* **Exercise prompt**:
Go through the material and write it all out exactly, minus the pictures.

>>>

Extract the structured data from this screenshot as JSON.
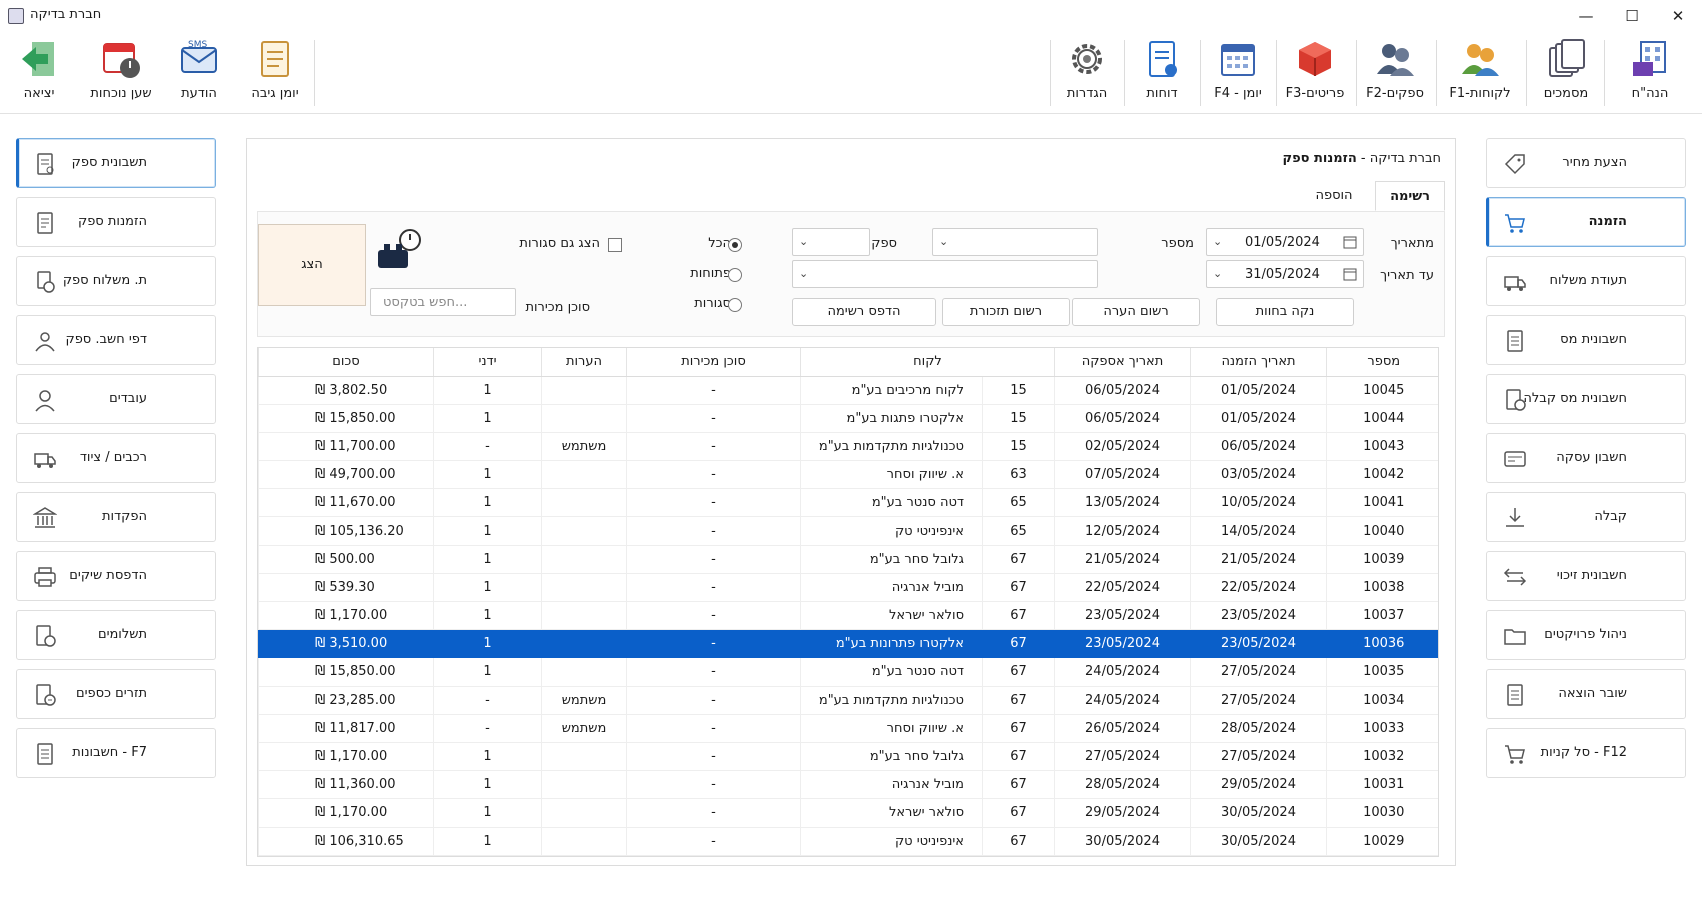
{
  "window": {
    "title": "חברת בדיקה"
  },
  "toolbar": {
    "left": [
      {
        "label": "יציאה",
        "icon": "exit-arrow-icon"
      },
      {
        "label": "שען נוכחות",
        "icon": "time-clock-icon"
      },
      {
        "label": "הודעת",
        "icon": "sms-message-icon"
      },
      {
        "label": "יומן גיבה",
        "icon": "backup-log-icon"
      }
    ],
    "right": [
      {
        "label": "הגדרות",
        "icon": "gear-icon"
      },
      {
        "label": "דוחות",
        "icon": "report-icon"
      },
      {
        "label": "F4 - יומן",
        "icon": "calendar-icon"
      },
      {
        "label": "F3-פריטים",
        "icon": "items-box-icon"
      },
      {
        "label": "F2-ספקים",
        "icon": "suppliers-icon"
      },
      {
        "label": "F1-לקוחות",
        "icon": "customers-icon"
      },
      {
        "label": "מסמכים",
        "icon": "documents-icon"
      },
      {
        "label": "הנה\"ח",
        "icon": "accounting-building-icon"
      }
    ]
  },
  "left_sidebar": [
    {
      "label": "תשבונית ספק",
      "icon": "invoice-icon",
      "active": true
    },
    {
      "label": "הזמנות ספק",
      "icon": "order-doc-icon",
      "active": false
    },
    {
      "label": "ת. משלוח ספק",
      "icon": "delivery-doc-icon",
      "active": false
    },
    {
      "label": "דפי חשב. ספק",
      "icon": "supplier-account-icon",
      "active": false
    },
    {
      "label": "עובדים",
      "icon": "employee-icon",
      "active": false
    },
    {
      "label": "רכבים / ציוד",
      "icon": "truck-icon",
      "active": false
    },
    {
      "label": "הפקדות",
      "icon": "bank-icon",
      "active": false
    },
    {
      "label": "הדפסת שיקים",
      "icon": "printer-icon",
      "active": false
    },
    {
      "label": "תשלומים",
      "icon": "payment-doc-icon",
      "active": false
    },
    {
      "label": "תזרים כספים",
      "icon": "cashflow-icon",
      "active": false
    },
    {
      "label": "F7 - חשבונות",
      "icon": "accounts-doc-icon",
      "active": false
    }
  ],
  "right_sidebar": [
    {
      "label": "הצעת מחיר",
      "icon": "price-tag-icon",
      "active": false
    },
    {
      "label": "הזמנה",
      "icon": "shopping-cart-icon",
      "active": true
    },
    {
      "label": "תעודת משלוח",
      "icon": "delivery-truck-icon",
      "active": false
    },
    {
      "label": "חשבונית מס",
      "icon": "tax-invoice-icon",
      "active": false
    },
    {
      "label": "חשבונית מס קבלה",
      "icon": "tax-receipt-icon",
      "active": false
    },
    {
      "label": "חשבון עסקה",
      "icon": "deal-account-icon",
      "active": false
    },
    {
      "label": "קבלה",
      "icon": "receipt-download-icon",
      "active": false
    },
    {
      "label": "חשבונית זיכוי",
      "icon": "credit-arrows-icon",
      "active": false
    },
    {
      "label": "ניהול פרויקטים",
      "icon": "folder-icon",
      "active": false
    },
    {
      "label": "שובר הוצאה",
      "icon": "expense-voucher-icon",
      "active": false
    },
    {
      "label": "F12 - סל קניות",
      "icon": "cart-icon",
      "active": false
    }
  ],
  "panel": {
    "title_company": "חברת בדיקה -",
    "title_page": "הזמנות ספק",
    "tabs": [
      {
        "label": "רשימה",
        "active": true
      },
      {
        "label": "הוספה",
        "active": false
      }
    ]
  },
  "filters": {
    "from_date_label": "מתאריך",
    "from_date_value": "01/05/2024",
    "to_date_label": "עד תאריך",
    "to_date_value": "31/05/2024",
    "number_label": "מספר",
    "supplier_label": "ספק",
    "radio_all": "הכל",
    "radio_open": "פתוחות",
    "radio_closed": "סגורות",
    "show_closed_label": "הצג גם סגורות",
    "agent_label": "סוכן מכירות",
    "search_placeholder": "חפש בטקסט...",
    "show_button": "הצג",
    "btn_clean_marks": "נקה בחוות",
    "btn_register_note": "רשום הערה",
    "btn_register_reminder": "רשום תזכורת",
    "btn_print_list": "הדפס רשימה"
  },
  "table": {
    "headers": [
      "מספר",
      "תאריך הזמנה",
      "תאריך אספקה",
      "לקוח",
      "סוכן מכירות",
      "הערות",
      "ידני",
      "סכום"
    ],
    "rows": [
      [
        "10045",
        "01/05/2024",
        "06/05/2024",
        "15",
        "לקוח מרכיבים בע\"מ",
        "-",
        "",
        "1",
        "₪ 3,802.50"
      ],
      [
        "10044",
        "01/05/2024",
        "06/05/2024",
        "15",
        "אלקטרו פתגות בע\"מ",
        "-",
        "",
        "1",
        "₪ 15,850.00"
      ],
      [
        "10043",
        "06/05/2024",
        "02/05/2024",
        "15",
        "טכנולגיות מתקדמות בע\"מ",
        "-",
        "משתמש",
        "-",
        "₪ 11,700.00"
      ],
      [
        "10042",
        "03/05/2024",
        "07/05/2024",
        "63",
        "א. שיווק וסחר",
        "-",
        "",
        "1",
        "₪ 49,700.00"
      ],
      [
        "10041",
        "10/05/2024",
        "13/05/2024",
        "65",
        "דטה סנטר בע\"מ",
        "-",
        "",
        "1",
        "₪ 11,670.00"
      ],
      [
        "10040",
        "14/05/2024",
        "12/05/2024",
        "65",
        "אינפיניטי טק",
        "-",
        "",
        "1",
        "₪ 105,136.20"
      ],
      [
        "10039",
        "21/05/2024",
        "21/05/2024",
        "67",
        "גלובל סחר בע\"מ",
        "-",
        "",
        "1",
        "₪ 500.00"
      ],
      [
        "10038",
        "22/05/2024",
        "22/05/2024",
        "67",
        "מוביל אנרגיה",
        "-",
        "",
        "1",
        "₪ 539.30"
      ],
      [
        "10037",
        "23/05/2024",
        "23/05/2024",
        "67",
        "סולאר ישראל",
        "-",
        "",
        "1",
        "₪ 1,170.00"
      ],
      [
        "10036",
        "23/05/2024",
        "23/05/2024",
        "67",
        "אלקטרו פתרונות בע\"מ",
        "-",
        "",
        "1",
        "₪ 3,510.00"
      ],
      [
        "10035",
        "27/05/2024",
        "24/05/2024",
        "67",
        "דטה סנטר בע\"מ",
        "-",
        "",
        "1",
        "₪ 15,850.00"
      ],
      [
        "10034",
        "27/05/2024",
        "24/05/2024",
        "67",
        "טכנולגיות מתקדמות בע\"מ",
        "-",
        "משתמש",
        "-",
        "₪ 23,285.00"
      ],
      [
        "10033",
        "28/05/2024",
        "26/05/2024",
        "67",
        "א. שיווק וסחר",
        "-",
        "משתמש",
        "-",
        "₪ 11,817.00"
      ],
      [
        "10032",
        "27/05/2024",
        "27/05/2024",
        "67",
        "גלובל סחר בע\"מ",
        "-",
        "",
        "1",
        "₪ 1,170.00"
      ],
      [
        "10031",
        "29/05/2024",
        "28/05/2024",
        "67",
        "מוביל אנרגיה",
        "-",
        "",
        "1",
        "₪ 11,360.00"
      ],
      [
        "10030",
        "30/05/2024",
        "29/05/2024",
        "67",
        "סולאר ישראל",
        "-",
        "",
        "1",
        "₪ 1,170.00"
      ],
      [
        "10029",
        "30/05/2024",
        "30/05/2024",
        "67",
        "אינפיניטי טק",
        "-",
        "",
        "1",
        "₪ 106,310.65"
      ]
    ],
    "selected_row": 9
  },
  "colors": {
    "selection": "#0a5fc9",
    "show_button_bg": "#fdf3e8",
    "accent": "#1e6fc9"
  }
}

<<<

* **Result of this task**:
Extract the structured data from this screenshot as JSON.
{
  "window": {
    "title": "חברת בדיקה"
  },
  "toolbar": {
    "left": [
      {
        "label": "יציאה",
        "icon": "exit-arrow-icon"
      },
      {
        "label": "שען נוכחות",
        "icon": "time-clock-icon"
      },
      {
        "label": "הודעת",
        "icon": "sms-message-icon"
      },
      {
        "label": "יומן גיבה",
        "icon": "backup-log-icon"
      }
    ],
    "right": [
      {
        "label": "הגדרות",
        "icon": "gear-icon"
      },
      {
        "label": "דוחות",
        "icon": "report-icon"
      },
      {
        "label": "F4 - יומן",
        "icon": "calendar-icon"
      },
      {
        "label": "F3-פריטים",
        "icon": "items-box-icon"
      },
      {
        "label": "F2-ספקים",
        "icon": "suppliers-icon"
      },
      {
        "label": "F1-לקוחות",
        "icon": "customers-icon"
      },
      {
        "label": "מסמכים",
        "icon": "documents-icon"
      },
      {
        "label": "הנה\"ח",
        "icon": "accounting-building-icon"
      }
    ]
  },
  "left_sidebar": [
    {
      "label": "תשבונית ספק",
      "icon": "invoice-icon",
      "active": true
    },
    {
      "label": "הזמנות ספק",
      "icon": "order-doc-icon",
      "active": false
    },
    {
      "label": "ת. משלוח ספק",
      "icon": "delivery-doc-icon",
      "active": false
    },
    {
      "label": "דפי חשב. ספק",
      "icon": "supplier-account-icon",
      "active": false
    },
    {
      "label": "עובדים",
      "icon": "employee-icon",
      "active": false
    },
    {
      "label": "רכבים / ציוד",
      "icon": "truck-icon",
      "active": false
    },
    {
      "label": "הפקדות",
      "icon": "bank-icon",
      "active": false
    },
    {
      "label": "הדפסת שיקים",
      "icon": "printer-icon",
      "active": false
    },
    {
      "label": "תשלומים",
      "icon": "payment-doc-icon",
      "active": false
    },
    {
      "label": "תזרים כספים",
      "icon": "cashflow-icon",
      "active": false
    },
    {
      "label": "F7 - חשבונות",
      "icon": "accounts-doc-icon",
      "active": false
    }
  ],
  "right_sidebar": [
    {
      "label": "הצעת מחיר",
      "icon": "price-tag-icon",
      "active": false
    },
    {
      "label": "הזמנה",
      "icon": "shopping-cart-icon",
      "active": true
    },
    {
      "label": "תעודת משלוח",
      "icon": "delivery-truck-icon",
      "active": false
    },
    {
      "label": "חשבונית מס",
      "icon": "tax-invoice-icon",
      "active": false
    },
    {
      "label": "חשבונית מס קבלה",
      "icon": "tax-receipt-icon",
      "active": false
    },
    {
      "label": "חשבון עסקה",
      "icon": "deal-account-icon",
      "active": false
    },
    {
      "label": "קבלה",
      "icon": "receipt-download-icon",
      "active": false
    },
    {
      "label": "חשבונית זיכוי",
      "icon": "credit-arrows-icon",
      "active": false
    },
    {
      "label": "ניהול פרויקטים",
      "icon": "folder-icon",
      "active": false
    },
    {
      "label": "שובר הוצאה",
      "icon": "expense-voucher-icon",
      "active": false
    },
    {
      "label": "F12 - סל קניות",
      "icon": "cart-icon",
      "active": false
    }
  ],
  "panel": {
    "title_company": "חברת בדיקה -",
    "title_page": "הזמנות ספק",
    "tabs": [
      {
        "label": "רשימה",
        "active": true
      },
      {
        "label": "הוספה",
        "active": false
      }
    ]
  },
  "filters": {
    "from_date_label": "מתאריך",
    "from_date_value": "01/05/2024",
    "to_date_label": "עד תאריך",
    "to_date_value": "31/05/2024",
    "number_label": "מספר",
    "supplier_label": "ספק",
    "radio_all": "הכל",
    "radio_open": "פתוחות",
    "radio_closed": "סגורות",
    "show_closed_label": "הצג גם סגורות",
    "agent_label": "סוכן מכירות",
    "search_placeholder": "חפש בטקסט...",
    "show_button": "הצג",
    "btn_clean_marks": "נקה בחוות",
    "btn_register_note": "רשום הערה",
    "btn_register_reminder": "רשום תזכורת",
    "btn_print_list": "הדפס רשימה"
  },
  "table": {
    "headers": [
      "מספר",
      "תאריך הזמנה",
      "תאריך אספקה",
      "לקוח",
      "סוכן מכירות",
      "הערות",
      "ידני",
      "סכום"
    ],
    "rows": [
      [
        "10045",
        "01/05/2024",
        "06/05/2024",
        "15",
        "לקוח מרכיבים בע\"מ",
        "-",
        "",
        "1",
        "₪ 3,802.50"
      ],
      [
        "10044",
        "01/05/2024",
        "06/05/2024",
        "15",
        "אלקטרו פתגות בע\"מ",
        "-",
        "",
        "1",
        "₪ 15,850.00"
      ],
      [
        "10043",
        "06/05/2024",
        "02/05/2024",
        "15",
        "טכנולגיות מתקדמות בע\"מ",
        "-",
        "משתמש",
        "-",
        "₪ 11,700.00"
      ],
      [
        "10042",
        "03/05/2024",
        "07/05/2024",
        "63",
        "א. שיווק וסחר",
        "-",
        "",
        "1",
        "₪ 49,700.00"
      ],
      [
        "10041",
        "10/05/2024",
        "13/05/2024",
        "65",
        "דטה סנטר בע\"מ",
        "-",
        "",
        "1",
        "₪ 11,670.00"
      ],
      [
        "10040",
        "14/05/2024",
        "12/05/2024",
        "65",
        "אינפיניטי טק",
        "-",
        "",
        "1",
        "₪ 105,136.20"
      ],
      [
        "10039",
        "21/05/2024",
        "21/05/2024",
        "67",
        "גלובל סחר בע\"מ",
        "-",
        "",
        "1",
        "₪ 500.00"
      ],
      [
        "10038",
        "22/05/2024",
        "22/05/2024",
        "67",
        "מוביל אנרגיה",
        "-",
        "",
        "1",
        "₪ 539.30"
      ],
      [
        "10037",
        "23/05/2024",
        "23/05/2024",
        "67",
        "סולאר ישראל",
        "-",
        "",
        "1",
        "₪ 1,170.00"
      ],
      [
        "10036",
        "23/05/2024",
        "23/05/2024",
        "67",
        "אלקטרו פתרונות בע\"מ",
        "-",
        "",
        "1",
        "₪ 3,510.00"
      ],
      [
        "10035",
        "27/05/2024",
        "24/05/2024",
        "67",
        "דטה סנטר בע\"מ",
        "-",
        "",
        "1",
        "₪ 15,850.00"
      ],
      [
        "10034",
        "27/05/2024",
        "24/05/2024",
        "67",
        "טכנולגיות מתקדמות בע\"מ",
        "-",
        "משתמש",
        "-",
        "₪ 23,285.00"
      ],
      [
        "10033",
        "28/05/2024",
        "26/05/2024",
        "67",
        "א. שיווק וסחר",
        "-",
        "משתמש",
        "-",
        "₪ 11,817.00"
      ],
      [
        "10032",
        "27/05/2024",
        "27/05/2024",
        "67",
        "גלובל סחר בע\"מ",
        "-",
        "",
        "1",
        "₪ 1,170.00"
      ],
      [
        "10031",
        "29/05/2024",
        "28/05/2024",
        "67",
        "מוביל אנרגיה",
        "-",
        "",
        "1",
        "₪ 11,360.00"
      ],
      [
        "10030",
        "30/05/2024",
        "29/05/2024",
        "67",
        "סולאר ישראל",
        "-",
        "",
        "1",
        "₪ 1,170.00"
      ],
      [
        "10029",
        "30/05/2024",
        "30/05/2024",
        "67",
        "אינפיניטי טק",
        "-",
        "",
        "1",
        "₪ 106,310.65"
      ]
    ],
    "selected_row": 9
  },
  "colors": {
    "selection": "#0a5fc9",
    "show_button_bg": "#fdf3e8",
    "accent": "#1e6fc9"
  }
}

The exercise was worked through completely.